BEGIN Data provided

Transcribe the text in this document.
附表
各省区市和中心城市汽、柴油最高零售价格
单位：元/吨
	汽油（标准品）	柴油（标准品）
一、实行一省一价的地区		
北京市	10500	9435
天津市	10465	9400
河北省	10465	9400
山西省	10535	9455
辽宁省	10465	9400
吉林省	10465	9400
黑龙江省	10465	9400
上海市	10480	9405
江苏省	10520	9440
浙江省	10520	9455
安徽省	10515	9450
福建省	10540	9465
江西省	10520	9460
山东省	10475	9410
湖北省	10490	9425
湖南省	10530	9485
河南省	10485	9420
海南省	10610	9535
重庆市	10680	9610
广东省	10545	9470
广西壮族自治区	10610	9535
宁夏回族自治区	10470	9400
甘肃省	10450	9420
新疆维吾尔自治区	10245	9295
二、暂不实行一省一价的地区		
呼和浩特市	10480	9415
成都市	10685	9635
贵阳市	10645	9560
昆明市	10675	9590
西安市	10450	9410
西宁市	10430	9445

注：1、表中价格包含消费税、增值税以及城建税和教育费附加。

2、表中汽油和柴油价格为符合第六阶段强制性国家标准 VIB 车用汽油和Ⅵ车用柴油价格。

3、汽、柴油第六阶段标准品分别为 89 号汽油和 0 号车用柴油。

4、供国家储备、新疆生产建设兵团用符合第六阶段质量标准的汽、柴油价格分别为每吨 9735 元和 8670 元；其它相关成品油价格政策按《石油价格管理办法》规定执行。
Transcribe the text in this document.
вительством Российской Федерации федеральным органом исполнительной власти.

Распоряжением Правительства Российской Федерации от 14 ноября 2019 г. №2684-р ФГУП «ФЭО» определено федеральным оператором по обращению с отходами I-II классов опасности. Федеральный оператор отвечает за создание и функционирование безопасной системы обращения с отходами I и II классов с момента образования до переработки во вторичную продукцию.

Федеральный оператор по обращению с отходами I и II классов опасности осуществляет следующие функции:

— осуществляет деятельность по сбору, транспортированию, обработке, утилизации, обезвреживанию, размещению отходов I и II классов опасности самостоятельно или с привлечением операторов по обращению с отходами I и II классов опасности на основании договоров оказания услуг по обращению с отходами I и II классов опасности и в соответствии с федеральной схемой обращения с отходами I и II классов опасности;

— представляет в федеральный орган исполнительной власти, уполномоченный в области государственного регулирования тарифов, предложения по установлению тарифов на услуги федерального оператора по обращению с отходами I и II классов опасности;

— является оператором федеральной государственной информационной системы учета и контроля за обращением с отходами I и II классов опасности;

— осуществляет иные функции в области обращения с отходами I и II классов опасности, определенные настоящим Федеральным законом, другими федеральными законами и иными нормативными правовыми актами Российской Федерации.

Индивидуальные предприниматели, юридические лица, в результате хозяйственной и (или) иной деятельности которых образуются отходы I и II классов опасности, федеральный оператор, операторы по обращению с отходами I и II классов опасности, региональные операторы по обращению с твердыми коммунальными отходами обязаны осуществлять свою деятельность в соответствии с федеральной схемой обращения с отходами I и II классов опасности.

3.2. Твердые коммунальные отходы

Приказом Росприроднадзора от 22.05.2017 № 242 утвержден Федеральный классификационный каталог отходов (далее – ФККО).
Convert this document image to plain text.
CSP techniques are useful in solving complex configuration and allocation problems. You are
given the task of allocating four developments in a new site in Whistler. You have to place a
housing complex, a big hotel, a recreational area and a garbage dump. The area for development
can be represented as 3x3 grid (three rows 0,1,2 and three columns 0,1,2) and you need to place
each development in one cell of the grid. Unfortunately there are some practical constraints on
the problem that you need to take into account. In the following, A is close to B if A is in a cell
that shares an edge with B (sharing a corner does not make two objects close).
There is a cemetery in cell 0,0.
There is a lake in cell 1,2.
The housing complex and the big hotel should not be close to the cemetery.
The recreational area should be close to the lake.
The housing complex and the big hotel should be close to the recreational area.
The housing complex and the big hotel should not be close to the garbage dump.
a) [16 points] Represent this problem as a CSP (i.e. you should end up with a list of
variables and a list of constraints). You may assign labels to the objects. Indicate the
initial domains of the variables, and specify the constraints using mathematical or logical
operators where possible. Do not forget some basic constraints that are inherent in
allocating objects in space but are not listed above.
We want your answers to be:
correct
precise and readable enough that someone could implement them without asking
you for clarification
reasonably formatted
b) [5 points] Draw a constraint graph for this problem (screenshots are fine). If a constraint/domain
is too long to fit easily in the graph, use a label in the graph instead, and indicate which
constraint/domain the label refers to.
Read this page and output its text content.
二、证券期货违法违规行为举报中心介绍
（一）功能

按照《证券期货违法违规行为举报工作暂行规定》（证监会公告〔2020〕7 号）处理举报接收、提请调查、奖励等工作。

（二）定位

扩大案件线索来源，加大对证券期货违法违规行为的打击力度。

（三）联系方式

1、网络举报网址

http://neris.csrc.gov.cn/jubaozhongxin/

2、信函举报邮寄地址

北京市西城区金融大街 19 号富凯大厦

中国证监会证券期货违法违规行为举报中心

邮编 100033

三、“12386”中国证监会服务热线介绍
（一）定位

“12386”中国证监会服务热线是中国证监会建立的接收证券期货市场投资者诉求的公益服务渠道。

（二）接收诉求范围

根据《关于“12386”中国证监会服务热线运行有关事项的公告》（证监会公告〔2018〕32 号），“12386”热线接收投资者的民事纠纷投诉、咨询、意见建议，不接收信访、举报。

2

END Data provided

Reply with the number of lines in the material above that contain "housing", and nothing more.

Answer
4